- **Request**
Gather all lines in the entries below that include the word "yaptım".

[Start of Data listing]

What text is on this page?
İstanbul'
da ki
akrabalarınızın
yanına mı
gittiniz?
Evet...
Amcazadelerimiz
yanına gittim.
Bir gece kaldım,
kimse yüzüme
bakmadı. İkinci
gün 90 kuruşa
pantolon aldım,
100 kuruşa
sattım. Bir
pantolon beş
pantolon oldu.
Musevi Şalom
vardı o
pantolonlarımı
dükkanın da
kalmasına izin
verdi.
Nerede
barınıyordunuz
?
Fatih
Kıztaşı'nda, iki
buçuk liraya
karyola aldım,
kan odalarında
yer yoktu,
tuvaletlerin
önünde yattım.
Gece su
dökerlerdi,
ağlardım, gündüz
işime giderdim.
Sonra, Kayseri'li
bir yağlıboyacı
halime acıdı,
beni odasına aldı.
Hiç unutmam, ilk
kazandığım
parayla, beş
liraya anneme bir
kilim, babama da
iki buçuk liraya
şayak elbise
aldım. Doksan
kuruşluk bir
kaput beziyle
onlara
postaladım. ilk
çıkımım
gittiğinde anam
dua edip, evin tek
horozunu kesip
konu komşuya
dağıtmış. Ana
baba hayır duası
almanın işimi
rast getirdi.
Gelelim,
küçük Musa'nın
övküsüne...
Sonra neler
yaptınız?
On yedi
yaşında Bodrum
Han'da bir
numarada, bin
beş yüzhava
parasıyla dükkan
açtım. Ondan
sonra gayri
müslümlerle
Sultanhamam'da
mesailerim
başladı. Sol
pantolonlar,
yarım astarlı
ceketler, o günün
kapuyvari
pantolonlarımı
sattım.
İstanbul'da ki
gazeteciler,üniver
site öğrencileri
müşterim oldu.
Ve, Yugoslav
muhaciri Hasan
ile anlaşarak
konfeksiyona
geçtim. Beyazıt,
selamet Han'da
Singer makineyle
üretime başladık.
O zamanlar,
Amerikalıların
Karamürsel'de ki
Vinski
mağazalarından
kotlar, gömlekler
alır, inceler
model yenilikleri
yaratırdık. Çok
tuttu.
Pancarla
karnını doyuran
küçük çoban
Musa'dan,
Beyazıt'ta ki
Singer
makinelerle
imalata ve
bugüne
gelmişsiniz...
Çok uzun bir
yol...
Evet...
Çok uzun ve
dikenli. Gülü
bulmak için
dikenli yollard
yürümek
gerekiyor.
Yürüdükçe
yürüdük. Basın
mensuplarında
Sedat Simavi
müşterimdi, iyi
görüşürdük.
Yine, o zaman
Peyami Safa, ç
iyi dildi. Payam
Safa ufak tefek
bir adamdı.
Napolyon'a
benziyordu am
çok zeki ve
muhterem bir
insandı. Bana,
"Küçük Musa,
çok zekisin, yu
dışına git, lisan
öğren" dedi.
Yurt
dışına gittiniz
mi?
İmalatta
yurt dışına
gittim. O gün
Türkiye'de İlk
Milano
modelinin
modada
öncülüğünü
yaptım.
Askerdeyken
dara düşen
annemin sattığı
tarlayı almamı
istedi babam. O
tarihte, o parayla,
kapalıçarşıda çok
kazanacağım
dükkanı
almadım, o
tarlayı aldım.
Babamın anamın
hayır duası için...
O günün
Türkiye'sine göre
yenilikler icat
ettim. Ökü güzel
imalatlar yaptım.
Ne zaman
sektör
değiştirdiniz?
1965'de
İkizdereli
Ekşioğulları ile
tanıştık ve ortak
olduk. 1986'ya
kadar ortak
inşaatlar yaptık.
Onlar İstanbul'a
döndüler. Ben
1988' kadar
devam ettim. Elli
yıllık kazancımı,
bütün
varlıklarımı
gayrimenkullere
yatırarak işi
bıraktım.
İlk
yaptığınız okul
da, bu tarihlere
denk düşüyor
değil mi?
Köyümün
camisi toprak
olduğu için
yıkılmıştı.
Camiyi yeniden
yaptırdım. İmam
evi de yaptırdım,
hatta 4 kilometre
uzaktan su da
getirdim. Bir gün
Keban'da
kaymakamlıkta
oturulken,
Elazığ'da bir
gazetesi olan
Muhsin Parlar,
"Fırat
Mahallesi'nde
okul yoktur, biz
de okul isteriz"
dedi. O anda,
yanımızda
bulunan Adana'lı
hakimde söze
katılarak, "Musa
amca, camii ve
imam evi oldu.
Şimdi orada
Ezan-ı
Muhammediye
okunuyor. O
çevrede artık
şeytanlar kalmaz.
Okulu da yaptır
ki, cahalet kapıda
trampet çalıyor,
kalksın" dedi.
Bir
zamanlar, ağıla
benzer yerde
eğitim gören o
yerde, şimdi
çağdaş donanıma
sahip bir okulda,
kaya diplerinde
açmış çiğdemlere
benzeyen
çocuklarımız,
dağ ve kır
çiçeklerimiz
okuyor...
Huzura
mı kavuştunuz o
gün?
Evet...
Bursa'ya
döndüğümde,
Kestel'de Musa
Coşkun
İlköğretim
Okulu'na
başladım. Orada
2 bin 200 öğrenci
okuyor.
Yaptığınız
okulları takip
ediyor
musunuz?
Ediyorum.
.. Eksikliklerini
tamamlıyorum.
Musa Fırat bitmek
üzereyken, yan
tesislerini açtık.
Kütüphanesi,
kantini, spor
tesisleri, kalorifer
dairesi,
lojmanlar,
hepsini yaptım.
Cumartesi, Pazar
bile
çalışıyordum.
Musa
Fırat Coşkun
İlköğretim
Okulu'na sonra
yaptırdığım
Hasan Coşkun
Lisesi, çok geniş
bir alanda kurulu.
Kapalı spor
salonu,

[End of Data listing]
[Start of Data listing]

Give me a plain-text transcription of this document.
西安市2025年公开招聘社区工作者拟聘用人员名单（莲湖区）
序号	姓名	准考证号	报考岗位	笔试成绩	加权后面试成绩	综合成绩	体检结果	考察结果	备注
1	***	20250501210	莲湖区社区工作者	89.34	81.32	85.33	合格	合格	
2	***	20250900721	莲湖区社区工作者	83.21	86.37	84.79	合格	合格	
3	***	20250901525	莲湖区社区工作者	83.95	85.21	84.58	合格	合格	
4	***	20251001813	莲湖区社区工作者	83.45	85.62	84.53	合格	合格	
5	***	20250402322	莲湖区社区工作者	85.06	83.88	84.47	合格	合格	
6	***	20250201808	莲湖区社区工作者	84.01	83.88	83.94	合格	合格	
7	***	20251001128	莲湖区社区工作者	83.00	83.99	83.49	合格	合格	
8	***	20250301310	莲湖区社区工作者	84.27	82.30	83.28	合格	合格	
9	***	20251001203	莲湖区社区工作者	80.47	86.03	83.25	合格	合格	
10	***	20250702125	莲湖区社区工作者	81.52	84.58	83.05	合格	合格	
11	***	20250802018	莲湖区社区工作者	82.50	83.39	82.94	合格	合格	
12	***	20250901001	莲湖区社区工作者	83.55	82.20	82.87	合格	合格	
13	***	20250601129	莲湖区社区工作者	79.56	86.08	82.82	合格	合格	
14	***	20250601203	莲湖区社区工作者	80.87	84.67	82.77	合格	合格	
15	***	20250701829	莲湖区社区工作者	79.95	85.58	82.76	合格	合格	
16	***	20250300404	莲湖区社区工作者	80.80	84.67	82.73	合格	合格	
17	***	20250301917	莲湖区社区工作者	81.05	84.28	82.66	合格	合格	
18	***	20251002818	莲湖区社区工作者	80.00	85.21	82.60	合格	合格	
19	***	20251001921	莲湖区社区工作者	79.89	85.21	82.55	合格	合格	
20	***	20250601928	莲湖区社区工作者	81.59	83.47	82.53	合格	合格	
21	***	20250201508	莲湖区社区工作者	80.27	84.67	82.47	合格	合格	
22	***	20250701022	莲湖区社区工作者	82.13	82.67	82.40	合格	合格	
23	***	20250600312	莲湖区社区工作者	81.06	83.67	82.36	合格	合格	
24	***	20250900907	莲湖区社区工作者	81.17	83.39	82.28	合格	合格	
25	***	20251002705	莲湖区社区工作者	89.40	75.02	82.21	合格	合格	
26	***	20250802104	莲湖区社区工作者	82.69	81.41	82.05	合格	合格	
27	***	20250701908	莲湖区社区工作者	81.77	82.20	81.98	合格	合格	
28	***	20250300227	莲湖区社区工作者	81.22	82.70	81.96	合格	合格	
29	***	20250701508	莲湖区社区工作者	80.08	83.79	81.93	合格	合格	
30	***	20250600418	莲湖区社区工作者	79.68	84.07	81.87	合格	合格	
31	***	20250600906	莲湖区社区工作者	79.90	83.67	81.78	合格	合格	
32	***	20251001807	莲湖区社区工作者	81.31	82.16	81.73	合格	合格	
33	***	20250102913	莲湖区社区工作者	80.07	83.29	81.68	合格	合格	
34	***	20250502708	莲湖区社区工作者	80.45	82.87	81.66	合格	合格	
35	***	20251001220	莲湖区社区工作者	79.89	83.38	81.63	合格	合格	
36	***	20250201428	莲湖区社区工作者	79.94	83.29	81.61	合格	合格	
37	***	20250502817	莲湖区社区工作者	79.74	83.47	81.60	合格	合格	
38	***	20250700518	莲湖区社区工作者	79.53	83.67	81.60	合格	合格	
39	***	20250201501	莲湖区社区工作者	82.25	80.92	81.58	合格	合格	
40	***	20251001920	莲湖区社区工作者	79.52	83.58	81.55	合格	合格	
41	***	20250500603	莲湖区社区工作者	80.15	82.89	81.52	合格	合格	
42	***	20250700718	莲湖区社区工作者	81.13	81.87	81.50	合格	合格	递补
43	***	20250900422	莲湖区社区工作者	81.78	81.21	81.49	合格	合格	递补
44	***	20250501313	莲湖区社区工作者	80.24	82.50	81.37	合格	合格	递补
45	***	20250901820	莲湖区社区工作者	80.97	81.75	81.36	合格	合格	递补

[End of Data listing]

- **Exercise response**
yaptım.
imalatlar yaptım.
hepsini yaptım.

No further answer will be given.